Below is a block of records: output all of them exactly and leave out the pictures.

--- START OF Given data ---

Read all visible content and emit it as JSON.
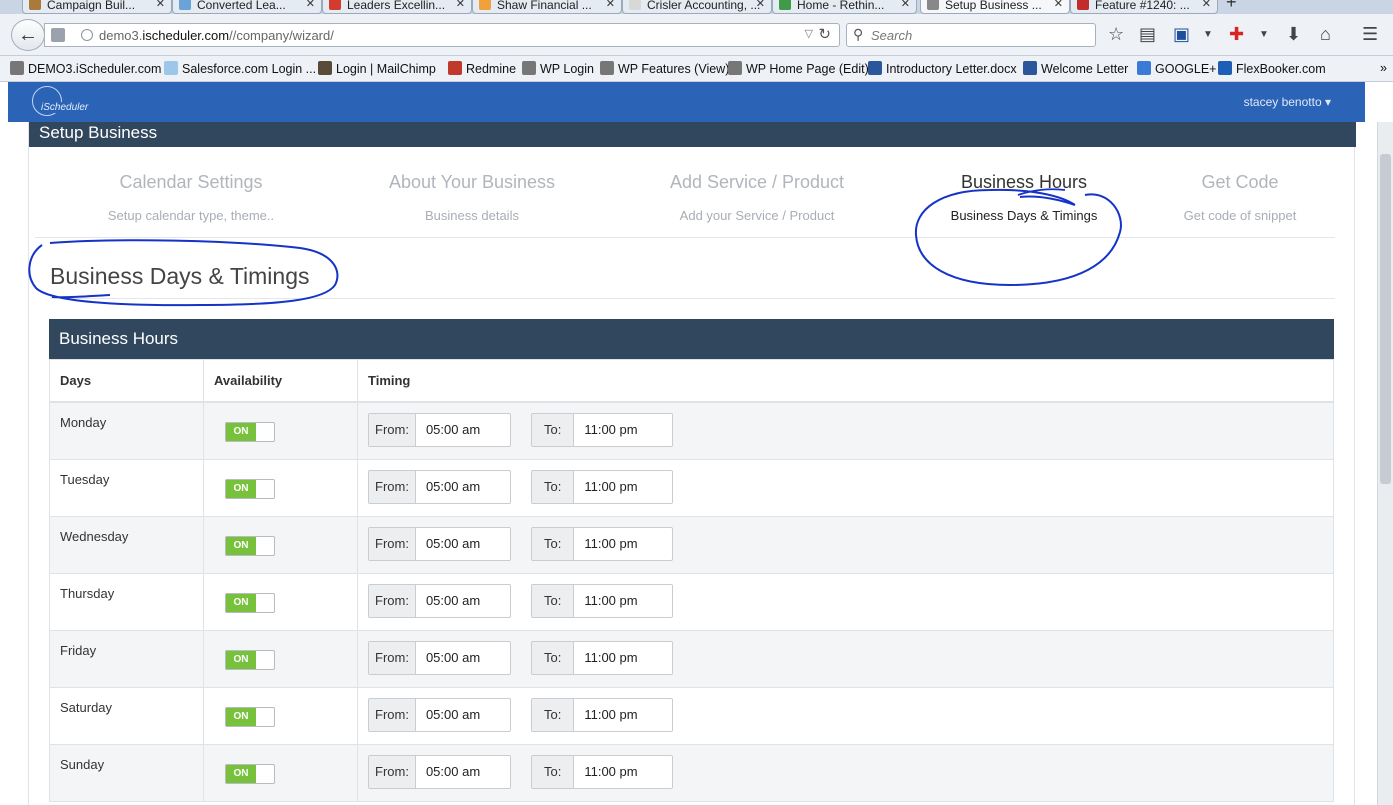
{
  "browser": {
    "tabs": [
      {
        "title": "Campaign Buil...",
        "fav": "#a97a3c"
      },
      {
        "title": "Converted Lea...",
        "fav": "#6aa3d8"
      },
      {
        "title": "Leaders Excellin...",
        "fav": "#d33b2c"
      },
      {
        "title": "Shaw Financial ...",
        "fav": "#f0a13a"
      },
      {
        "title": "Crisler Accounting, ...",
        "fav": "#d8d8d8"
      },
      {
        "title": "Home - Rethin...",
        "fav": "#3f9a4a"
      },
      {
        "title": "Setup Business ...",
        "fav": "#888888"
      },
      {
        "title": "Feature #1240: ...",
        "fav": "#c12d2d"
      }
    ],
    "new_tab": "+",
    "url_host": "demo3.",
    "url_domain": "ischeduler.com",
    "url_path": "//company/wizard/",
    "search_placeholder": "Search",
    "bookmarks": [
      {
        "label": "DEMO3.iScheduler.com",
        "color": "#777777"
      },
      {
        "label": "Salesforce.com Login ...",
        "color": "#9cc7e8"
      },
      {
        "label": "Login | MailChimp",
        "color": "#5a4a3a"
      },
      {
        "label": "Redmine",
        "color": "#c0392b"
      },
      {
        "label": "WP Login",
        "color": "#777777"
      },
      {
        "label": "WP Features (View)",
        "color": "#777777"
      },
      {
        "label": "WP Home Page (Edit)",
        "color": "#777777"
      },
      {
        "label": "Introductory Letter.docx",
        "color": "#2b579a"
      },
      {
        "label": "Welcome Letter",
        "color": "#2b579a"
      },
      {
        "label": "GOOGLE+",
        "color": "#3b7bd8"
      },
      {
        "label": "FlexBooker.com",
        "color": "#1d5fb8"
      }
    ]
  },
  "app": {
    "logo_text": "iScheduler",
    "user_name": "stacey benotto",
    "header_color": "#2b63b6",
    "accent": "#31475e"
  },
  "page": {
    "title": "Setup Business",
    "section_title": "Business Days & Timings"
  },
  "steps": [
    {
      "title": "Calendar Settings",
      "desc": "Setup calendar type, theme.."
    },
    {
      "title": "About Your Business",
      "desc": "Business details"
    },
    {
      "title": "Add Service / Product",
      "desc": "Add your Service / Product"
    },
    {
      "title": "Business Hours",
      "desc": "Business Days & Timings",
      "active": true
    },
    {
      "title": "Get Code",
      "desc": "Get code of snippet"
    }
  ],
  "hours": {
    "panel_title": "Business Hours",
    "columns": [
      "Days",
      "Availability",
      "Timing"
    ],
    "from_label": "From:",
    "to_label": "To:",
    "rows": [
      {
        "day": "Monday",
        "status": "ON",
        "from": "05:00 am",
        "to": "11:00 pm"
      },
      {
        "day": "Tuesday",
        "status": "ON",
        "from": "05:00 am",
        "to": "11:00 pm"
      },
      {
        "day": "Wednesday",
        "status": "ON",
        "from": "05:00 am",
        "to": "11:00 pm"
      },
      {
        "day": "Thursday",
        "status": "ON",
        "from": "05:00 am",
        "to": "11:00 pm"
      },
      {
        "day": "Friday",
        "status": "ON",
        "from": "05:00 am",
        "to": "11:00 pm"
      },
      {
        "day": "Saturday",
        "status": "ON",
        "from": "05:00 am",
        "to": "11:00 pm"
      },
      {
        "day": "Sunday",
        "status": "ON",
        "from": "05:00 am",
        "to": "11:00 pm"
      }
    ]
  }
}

--- END OF Given data ---

Solution for this exercise
Read all visible content and emit it as JSON.
{
  "browser": {
    "tabs": [
      {
        "title": "Campaign Buil...",
        "fav": "#a97a3c"
      },
      {
        "title": "Converted Lea...",
        "fav": "#6aa3d8"
      },
      {
        "title": "Leaders Excellin...",
        "fav": "#d33b2c"
      },
      {
        "title": "Shaw Financial ...",
        "fav": "#f0a13a"
      },
      {
        "title": "Crisler Accounting, ...",
        "fav": "#d8d8d8"
      },
      {
        "title": "Home - Rethin...",
        "fav": "#3f9a4a"
      },
      {
        "title": "Setup Business ...",
        "fav": "#888888"
      },
      {
        "title": "Feature #1240: ...",
        "fav": "#c12d2d"
      }
    ],
    "new_tab": "+",
    "url_host": "demo3.",
    "url_domain": "ischeduler.com",
    "url_path": "//company/wizard/",
    "search_placeholder": "Search",
    "bookmarks": [
      {
        "label": "DEMO3.iScheduler.com",
        "color": "#777777"
      },
      {
        "label": "Salesforce.com Login ...",
        "color": "#9cc7e8"
      },
      {
        "label": "Login | MailChimp",
        "color": "#5a4a3a"
      },
      {
        "label": "Redmine",
        "color": "#c0392b"
      },
      {
        "label": "WP Login",
        "color": "#777777"
      },
      {
        "label": "WP Features (View)",
        "color": "#777777"
      },
      {
        "label": "WP Home Page (Edit)",
        "color": "#777777"
      },
      {
        "label": "Introductory Letter.docx",
        "color": "#2b579a"
      },
      {
        "label": "Welcome Letter",
        "color": "#2b579a"
      },
      {
        "label": "GOOGLE+",
        "color": "#3b7bd8"
      },
      {
        "label": "FlexBooker.com",
        "color": "#1d5fb8"
      }
    ]
  },
  "app": {
    "logo_text": "iScheduler",
    "user_name": "stacey benotto",
    "header_color": "#2b63b6",
    "accent": "#31475e"
  },
  "page": {
    "title": "Setup Business",
    "section_title": "Business Days & Timings"
  },
  "steps": [
    {
      "title": "Calendar Settings",
      "desc": "Setup calendar type, theme.."
    },
    {
      "title": "About Your Business",
      "desc": "Business details"
    },
    {
      "title": "Add Service / Product",
      "desc": "Add your Service / Product"
    },
    {
      "title": "Business Hours",
      "desc": "Business Days & Timings",
      "active": true
    },
    {
      "title": "Get Code",
      "desc": "Get code of snippet"
    }
  ],
  "hours": {
    "panel_title": "Business Hours",
    "columns": [
      "Days",
      "Availability",
      "Timing"
    ],
    "from_label": "From:",
    "to_label": "To:",
    "rows": [
      {
        "day": "Monday",
        "status": "ON",
        "from": "05:00 am",
        "to": "11:00 pm"
      },
      {
        "day": "Tuesday",
        "status": "ON",
        "from": "05:00 am",
        "to": "11:00 pm"
      },
      {
        "day": "Wednesday",
        "status": "ON",
        "from": "05:00 am",
        "to": "11:00 pm"
      },
      {
        "day": "Thursday",
        "status": "ON",
        "from": "05:00 am",
        "to": "11:00 pm"
      },
      {
        "day": "Friday",
        "status": "ON",
        "from": "05:00 am",
        "to": "11:00 pm"
      },
      {
        "day": "Saturday",
        "status": "ON",
        "from": "05:00 am",
        "to": "11:00 pm"
      },
      {
        "day": "Sunday",
        "status": "ON",
        "from": "05:00 am",
        "to": "11:00 pm"
      }
    ]
  }
}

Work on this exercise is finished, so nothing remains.